# Page excerpt
If you were previously married to the mother of your child, you will have different rights than that of a father who was never married to the mother of his child. Under Arizona law, fathers that were married to the mother during the birth of a child have a presumption of paternity. This means that without evidence to the contrary, a husband will always be considered the father of a child born to his wife. Therefore, with the presumption of paternity already established, the legal hurdle to document yourself as the father of the child is eliminated. As such, a court of law will assume that you have all the legal father’s rights in Arizona established under the law, as well as the responsibilities.

 

Unmarried Fathers

Unmarried fathers of children will not have any legal rights to a child until paternity is officially and legally established. If you were not married to the mother of your child when the child was born, you will need to establish paternity in the state of Arizona. Paternity is defined as “fatherhood” and is a legal way for a court judge or government agency to legally identify an individual as the father of a child. There are several ways in the state of Arizona to establish paternity of a child, including the following:

  • Voluntary Acknowledgment of Paternity Form – This form is signed and agreed to by both mother and father of the child agreeing to the paternity of the child.

# Requests
A - In the excerpt on Arizona paternity, which form do both the mother and the father sign to agree to a child's paternity?
B - Reproduce the part of the excerpt on Arizona paternity that begins at the words "If you were previously" and stops after "as the responsibilities.".

# Record extracts
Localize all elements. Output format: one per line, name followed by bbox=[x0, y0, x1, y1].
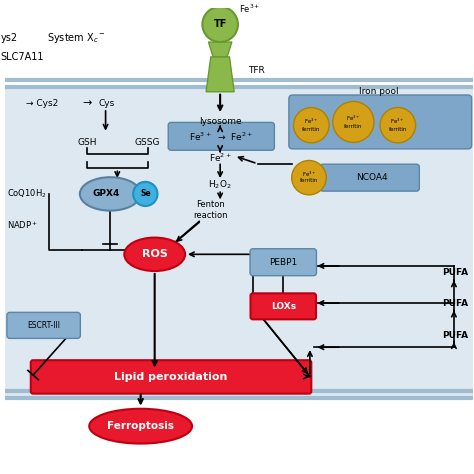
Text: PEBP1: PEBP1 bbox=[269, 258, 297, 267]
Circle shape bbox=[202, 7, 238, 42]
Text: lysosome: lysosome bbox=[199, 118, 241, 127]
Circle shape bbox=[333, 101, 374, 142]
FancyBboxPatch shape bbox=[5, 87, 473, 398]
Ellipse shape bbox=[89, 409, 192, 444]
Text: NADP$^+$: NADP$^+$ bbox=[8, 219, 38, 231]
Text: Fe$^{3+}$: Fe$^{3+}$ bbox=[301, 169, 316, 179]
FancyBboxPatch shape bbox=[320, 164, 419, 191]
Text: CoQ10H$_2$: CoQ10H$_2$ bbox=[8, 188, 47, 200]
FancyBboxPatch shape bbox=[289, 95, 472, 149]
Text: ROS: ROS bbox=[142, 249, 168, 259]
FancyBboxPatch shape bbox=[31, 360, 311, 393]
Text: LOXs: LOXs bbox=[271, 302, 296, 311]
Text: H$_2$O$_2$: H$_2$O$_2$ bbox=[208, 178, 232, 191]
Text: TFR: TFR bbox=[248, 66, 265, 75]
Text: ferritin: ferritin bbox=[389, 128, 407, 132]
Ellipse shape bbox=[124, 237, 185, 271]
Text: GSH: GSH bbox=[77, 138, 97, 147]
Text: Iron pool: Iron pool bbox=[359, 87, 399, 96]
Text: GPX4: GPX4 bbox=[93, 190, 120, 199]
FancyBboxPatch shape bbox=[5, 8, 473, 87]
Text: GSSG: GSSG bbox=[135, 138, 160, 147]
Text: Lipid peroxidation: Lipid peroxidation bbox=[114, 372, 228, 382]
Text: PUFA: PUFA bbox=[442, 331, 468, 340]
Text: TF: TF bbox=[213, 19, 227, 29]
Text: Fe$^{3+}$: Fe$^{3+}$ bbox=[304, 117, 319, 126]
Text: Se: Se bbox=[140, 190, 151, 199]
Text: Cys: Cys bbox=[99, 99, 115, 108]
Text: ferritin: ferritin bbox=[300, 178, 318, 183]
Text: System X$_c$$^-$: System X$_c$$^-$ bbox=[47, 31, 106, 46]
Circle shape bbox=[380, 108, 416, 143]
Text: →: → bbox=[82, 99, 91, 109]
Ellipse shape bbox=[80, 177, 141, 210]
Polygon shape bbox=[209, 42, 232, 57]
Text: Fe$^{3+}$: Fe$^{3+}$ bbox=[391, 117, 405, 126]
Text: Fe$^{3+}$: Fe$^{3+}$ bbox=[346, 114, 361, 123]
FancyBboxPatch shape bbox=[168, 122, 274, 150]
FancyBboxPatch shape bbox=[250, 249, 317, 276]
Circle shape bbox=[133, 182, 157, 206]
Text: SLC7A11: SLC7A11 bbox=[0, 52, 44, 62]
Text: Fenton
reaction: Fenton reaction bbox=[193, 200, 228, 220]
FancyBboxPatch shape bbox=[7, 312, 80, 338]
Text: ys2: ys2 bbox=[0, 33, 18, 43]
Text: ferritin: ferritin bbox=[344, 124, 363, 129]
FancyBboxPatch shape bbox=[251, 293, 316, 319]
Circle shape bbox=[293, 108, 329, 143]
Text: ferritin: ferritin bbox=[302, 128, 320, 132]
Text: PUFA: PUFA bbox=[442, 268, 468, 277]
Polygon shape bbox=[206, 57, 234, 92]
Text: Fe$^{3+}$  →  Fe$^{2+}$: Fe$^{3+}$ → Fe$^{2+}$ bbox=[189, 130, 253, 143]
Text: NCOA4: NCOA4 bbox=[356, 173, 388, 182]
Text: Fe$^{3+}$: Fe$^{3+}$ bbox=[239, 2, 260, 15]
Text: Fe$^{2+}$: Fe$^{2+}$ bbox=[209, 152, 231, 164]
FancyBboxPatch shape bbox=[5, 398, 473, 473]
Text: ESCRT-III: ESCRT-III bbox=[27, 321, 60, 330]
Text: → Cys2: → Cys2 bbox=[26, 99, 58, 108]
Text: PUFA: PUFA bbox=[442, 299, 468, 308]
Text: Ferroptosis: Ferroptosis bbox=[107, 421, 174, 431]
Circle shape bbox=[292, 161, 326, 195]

# Outputs
A - The Voluntary Acknowledgment of Paternity Form.

B -
If you were previously married to the mother of your child, you will have different rights than that of a father who was never married to the mother of his child. Under Arizona law, fathers that were married to the mother during the birth of a child have a presumption of paternity. This means that without evidence to the contrary, a husband will always be considered the father of a child born to his wife. Therefore, with the presumption of paternity already established, the legal hurdle to document yourself as the father of the child is eliminated. As such, a court of law will assume that you have all the legal father’s rights in Arizona established under the law, as well as the responsibilities.